### Given instruction
Provide an exact reproduction of every entry.

━━━━━ Listed entries

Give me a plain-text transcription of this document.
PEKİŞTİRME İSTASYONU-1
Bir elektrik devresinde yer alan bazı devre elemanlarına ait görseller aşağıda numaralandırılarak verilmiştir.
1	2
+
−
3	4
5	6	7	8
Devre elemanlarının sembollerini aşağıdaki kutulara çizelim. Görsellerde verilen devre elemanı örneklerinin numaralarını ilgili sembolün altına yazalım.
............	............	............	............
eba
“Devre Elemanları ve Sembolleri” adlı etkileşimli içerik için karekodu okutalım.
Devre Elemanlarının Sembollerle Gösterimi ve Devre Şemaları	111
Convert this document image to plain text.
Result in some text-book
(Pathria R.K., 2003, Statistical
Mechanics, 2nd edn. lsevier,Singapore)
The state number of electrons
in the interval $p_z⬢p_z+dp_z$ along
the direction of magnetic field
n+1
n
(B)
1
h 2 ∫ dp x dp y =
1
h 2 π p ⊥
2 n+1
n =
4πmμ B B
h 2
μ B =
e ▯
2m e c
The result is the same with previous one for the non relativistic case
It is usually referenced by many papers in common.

━━━━━━━━━━

### Solution
Give me a plain-text transcription of this document.
PEKİŞTİRME İSTASYONU-1
Bir elektrik devresinde yer alan bazı devre elemanlarına ait görseller aşağıda numaralandırılarak verilmiştir.
1	2
+
−
3	4
5	6	7	8
Devre elemanlarının sembollerini aşağıdaki kutulara çizelim. Görsellerde verilen devre elemanı örneklerinin numaralarını ilgili sembolün altına yazalım.
............	............	............	............
eba
“Devre Elemanları ve Sembolleri” adlı etkileşimli içerik için karekodu okutalım.
Devre Elemanlarının Sembollerle Gösterimi ve Devre Şemaları	111
Convert this document image to plain text.
Result in some text-book
(Pathria R.K., 2003, Statistical
Mechanics, 2nd edn. lsevier,Singapore)
The state number of electrons
in the interval $p_z⬢p_z+dp_z$ along
the direction of magnetic field
n+1
n
(B)
1
h 2 ∫ dp x dp y =
1
h 2 π p ⊥
2 n+1
n =
4πmμ B B
h 2
μ B =
e ▯
2m e c
The result is the same with previous one for the non relativistic case
It is usually referenced by many papers in common.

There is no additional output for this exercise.